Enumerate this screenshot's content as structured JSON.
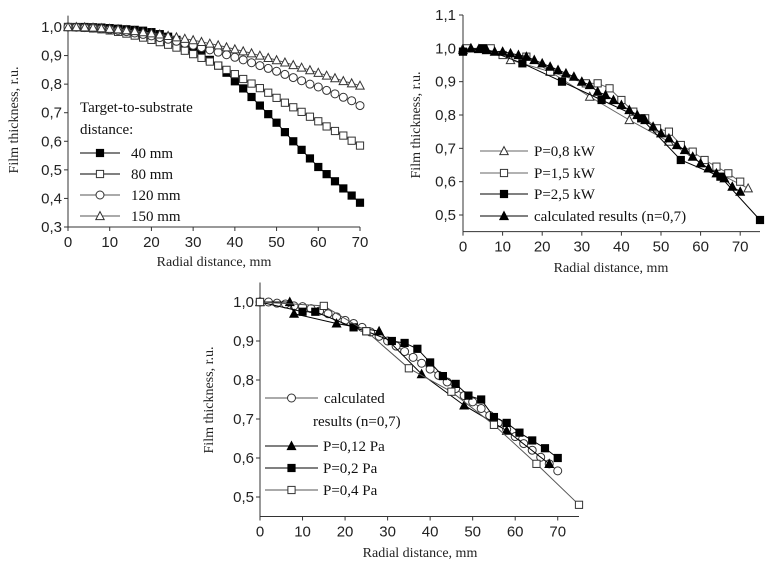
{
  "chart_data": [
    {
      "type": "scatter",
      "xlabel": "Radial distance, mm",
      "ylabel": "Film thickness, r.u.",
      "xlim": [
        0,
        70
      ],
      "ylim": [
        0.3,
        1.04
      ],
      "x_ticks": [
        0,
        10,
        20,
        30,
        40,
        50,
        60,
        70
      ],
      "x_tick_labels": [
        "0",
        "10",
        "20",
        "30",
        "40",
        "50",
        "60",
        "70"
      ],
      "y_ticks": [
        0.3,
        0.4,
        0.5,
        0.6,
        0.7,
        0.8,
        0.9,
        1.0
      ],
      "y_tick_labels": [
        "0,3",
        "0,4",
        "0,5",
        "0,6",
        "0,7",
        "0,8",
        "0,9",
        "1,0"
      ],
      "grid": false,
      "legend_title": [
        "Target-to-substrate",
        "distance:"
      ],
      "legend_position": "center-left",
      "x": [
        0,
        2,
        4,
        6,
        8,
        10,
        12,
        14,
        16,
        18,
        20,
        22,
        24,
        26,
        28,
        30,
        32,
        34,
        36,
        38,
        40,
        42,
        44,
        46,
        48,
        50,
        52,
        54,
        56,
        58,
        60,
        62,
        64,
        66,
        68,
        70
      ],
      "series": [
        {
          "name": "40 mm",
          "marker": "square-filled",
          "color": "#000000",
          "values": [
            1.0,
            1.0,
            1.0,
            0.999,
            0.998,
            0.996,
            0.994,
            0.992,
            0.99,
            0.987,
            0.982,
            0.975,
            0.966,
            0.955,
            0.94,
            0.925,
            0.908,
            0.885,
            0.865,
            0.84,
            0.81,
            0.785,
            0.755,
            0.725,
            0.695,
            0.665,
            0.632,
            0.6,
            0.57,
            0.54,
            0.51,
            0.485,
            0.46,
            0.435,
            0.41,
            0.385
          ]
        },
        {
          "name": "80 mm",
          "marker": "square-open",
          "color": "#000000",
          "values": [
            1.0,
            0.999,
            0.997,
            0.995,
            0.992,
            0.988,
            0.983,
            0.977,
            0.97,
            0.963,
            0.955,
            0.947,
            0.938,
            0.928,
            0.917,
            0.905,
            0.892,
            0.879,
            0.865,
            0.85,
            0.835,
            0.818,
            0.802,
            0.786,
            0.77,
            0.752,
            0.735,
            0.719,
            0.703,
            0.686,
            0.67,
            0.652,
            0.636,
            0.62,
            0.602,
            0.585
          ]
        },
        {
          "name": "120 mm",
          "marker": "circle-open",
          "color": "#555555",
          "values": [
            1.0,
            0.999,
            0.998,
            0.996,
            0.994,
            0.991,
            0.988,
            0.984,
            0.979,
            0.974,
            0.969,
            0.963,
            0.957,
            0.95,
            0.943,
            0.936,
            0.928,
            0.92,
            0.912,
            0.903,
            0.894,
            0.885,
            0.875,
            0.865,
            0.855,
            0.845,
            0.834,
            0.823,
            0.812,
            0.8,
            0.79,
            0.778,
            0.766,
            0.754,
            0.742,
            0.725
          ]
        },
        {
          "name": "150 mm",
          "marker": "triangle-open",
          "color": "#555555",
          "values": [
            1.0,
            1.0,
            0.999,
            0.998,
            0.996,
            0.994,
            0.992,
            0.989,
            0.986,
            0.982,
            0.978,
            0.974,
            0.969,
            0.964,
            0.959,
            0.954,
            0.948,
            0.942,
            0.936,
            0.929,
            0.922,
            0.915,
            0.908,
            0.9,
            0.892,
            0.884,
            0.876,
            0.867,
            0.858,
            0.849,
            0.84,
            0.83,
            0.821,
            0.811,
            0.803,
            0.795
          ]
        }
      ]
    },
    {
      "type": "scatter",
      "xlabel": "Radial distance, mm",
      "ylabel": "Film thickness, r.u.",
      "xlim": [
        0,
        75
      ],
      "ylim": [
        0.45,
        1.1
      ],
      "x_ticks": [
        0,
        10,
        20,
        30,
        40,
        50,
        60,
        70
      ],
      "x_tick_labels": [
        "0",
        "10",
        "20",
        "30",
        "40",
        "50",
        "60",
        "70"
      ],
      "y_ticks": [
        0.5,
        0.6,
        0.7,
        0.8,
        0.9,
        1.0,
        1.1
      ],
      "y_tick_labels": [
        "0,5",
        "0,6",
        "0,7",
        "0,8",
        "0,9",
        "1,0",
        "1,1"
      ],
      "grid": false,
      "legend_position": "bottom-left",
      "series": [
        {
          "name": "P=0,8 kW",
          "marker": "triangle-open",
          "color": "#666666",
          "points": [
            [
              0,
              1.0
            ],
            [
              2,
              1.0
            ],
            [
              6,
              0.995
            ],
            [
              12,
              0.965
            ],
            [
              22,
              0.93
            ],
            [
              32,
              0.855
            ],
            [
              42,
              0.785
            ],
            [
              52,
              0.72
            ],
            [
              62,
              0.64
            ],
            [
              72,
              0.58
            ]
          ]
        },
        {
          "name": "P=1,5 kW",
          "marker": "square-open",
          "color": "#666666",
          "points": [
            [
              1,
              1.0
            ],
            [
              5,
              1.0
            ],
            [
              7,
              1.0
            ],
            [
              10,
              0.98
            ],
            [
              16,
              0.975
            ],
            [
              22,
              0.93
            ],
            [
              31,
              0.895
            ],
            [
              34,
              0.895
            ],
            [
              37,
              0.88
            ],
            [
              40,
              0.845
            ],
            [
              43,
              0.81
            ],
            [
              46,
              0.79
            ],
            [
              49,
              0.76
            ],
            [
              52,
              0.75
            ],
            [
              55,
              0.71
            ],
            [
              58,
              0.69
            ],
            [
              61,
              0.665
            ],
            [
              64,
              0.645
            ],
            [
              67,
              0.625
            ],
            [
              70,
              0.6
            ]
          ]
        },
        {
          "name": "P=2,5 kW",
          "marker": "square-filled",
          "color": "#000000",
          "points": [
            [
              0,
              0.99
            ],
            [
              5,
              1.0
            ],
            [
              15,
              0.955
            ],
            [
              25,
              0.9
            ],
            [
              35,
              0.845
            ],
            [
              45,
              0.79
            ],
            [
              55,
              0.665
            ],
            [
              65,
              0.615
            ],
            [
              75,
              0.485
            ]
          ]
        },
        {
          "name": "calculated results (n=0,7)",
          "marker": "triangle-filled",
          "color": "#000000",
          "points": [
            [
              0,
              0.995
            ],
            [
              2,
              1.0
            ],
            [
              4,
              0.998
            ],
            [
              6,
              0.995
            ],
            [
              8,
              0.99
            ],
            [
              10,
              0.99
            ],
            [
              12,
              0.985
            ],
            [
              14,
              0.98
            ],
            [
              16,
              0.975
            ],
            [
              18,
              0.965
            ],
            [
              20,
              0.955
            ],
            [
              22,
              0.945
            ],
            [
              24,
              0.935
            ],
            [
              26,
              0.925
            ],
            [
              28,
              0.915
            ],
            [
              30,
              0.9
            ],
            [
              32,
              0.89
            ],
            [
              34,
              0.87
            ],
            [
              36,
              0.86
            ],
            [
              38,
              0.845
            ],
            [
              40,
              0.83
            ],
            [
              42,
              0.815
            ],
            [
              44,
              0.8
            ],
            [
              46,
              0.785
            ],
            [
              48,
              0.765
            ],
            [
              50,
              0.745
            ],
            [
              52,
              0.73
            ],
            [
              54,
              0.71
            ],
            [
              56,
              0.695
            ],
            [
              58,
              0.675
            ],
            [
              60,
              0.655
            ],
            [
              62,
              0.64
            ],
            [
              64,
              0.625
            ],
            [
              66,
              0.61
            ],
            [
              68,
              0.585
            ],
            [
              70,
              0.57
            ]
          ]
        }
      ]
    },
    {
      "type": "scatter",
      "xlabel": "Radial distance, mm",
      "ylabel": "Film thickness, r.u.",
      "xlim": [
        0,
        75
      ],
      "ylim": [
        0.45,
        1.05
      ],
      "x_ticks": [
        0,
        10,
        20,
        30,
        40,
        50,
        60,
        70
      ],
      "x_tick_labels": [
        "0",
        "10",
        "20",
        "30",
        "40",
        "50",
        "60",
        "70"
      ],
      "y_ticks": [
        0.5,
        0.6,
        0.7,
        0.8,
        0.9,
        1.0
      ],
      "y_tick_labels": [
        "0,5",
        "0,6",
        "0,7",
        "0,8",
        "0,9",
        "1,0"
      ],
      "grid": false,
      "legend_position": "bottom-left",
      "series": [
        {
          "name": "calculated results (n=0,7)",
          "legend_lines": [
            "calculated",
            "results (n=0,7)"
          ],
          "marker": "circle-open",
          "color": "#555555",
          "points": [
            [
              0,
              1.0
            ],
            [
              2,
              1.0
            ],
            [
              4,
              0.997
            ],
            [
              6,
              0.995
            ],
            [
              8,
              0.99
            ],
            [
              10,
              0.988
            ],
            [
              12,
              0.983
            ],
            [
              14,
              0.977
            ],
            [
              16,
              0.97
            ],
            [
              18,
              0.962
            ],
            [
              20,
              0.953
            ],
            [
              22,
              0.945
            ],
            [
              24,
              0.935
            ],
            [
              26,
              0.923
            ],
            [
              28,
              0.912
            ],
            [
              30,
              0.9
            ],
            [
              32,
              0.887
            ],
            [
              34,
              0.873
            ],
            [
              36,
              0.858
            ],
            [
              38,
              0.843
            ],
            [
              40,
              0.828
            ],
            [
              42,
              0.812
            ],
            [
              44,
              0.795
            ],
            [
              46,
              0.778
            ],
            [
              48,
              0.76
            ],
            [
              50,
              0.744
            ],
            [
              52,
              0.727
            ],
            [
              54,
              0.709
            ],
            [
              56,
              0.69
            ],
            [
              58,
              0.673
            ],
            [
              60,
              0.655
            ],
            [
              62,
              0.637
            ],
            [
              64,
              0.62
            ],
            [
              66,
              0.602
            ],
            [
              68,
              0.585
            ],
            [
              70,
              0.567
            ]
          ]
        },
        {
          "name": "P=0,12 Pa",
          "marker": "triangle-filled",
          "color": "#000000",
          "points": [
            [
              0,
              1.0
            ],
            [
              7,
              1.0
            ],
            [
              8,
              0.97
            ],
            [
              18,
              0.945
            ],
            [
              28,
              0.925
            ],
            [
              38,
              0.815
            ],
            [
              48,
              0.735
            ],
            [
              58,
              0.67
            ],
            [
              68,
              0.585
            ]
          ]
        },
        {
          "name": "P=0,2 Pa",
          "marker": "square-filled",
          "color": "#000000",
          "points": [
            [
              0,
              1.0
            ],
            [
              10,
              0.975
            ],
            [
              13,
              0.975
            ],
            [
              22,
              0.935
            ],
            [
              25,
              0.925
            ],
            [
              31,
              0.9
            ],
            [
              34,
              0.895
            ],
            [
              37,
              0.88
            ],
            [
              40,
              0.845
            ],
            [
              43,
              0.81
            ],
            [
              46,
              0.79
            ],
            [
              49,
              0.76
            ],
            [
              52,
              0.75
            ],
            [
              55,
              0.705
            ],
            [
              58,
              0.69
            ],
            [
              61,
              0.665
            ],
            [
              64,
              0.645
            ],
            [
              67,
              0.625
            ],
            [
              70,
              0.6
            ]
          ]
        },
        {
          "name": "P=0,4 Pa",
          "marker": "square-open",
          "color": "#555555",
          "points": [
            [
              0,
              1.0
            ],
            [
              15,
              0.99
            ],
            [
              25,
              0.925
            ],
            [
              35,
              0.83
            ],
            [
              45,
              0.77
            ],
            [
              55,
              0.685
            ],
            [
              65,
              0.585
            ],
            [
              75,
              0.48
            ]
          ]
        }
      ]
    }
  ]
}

▶ _Directive_: Identify each line holding the string "name", and copy it out.

▶ _Answer to this exercise_:
          "name": "40 mm",
          "name": "80 mm",
          "name": "120 mm",
          "name": "150 mm",
          "name": "P=0,8 kW",
          "name": "P=1,5 kW",
          "name": "P=2,5 kW",
          "name": "calculated results (n=0,7)",
          "name": "calculated results (n=0,7)",
          "name": "P=0,12 Pa",
          "name": "P=0,2 Pa",
          "name": "P=0,4 Pa",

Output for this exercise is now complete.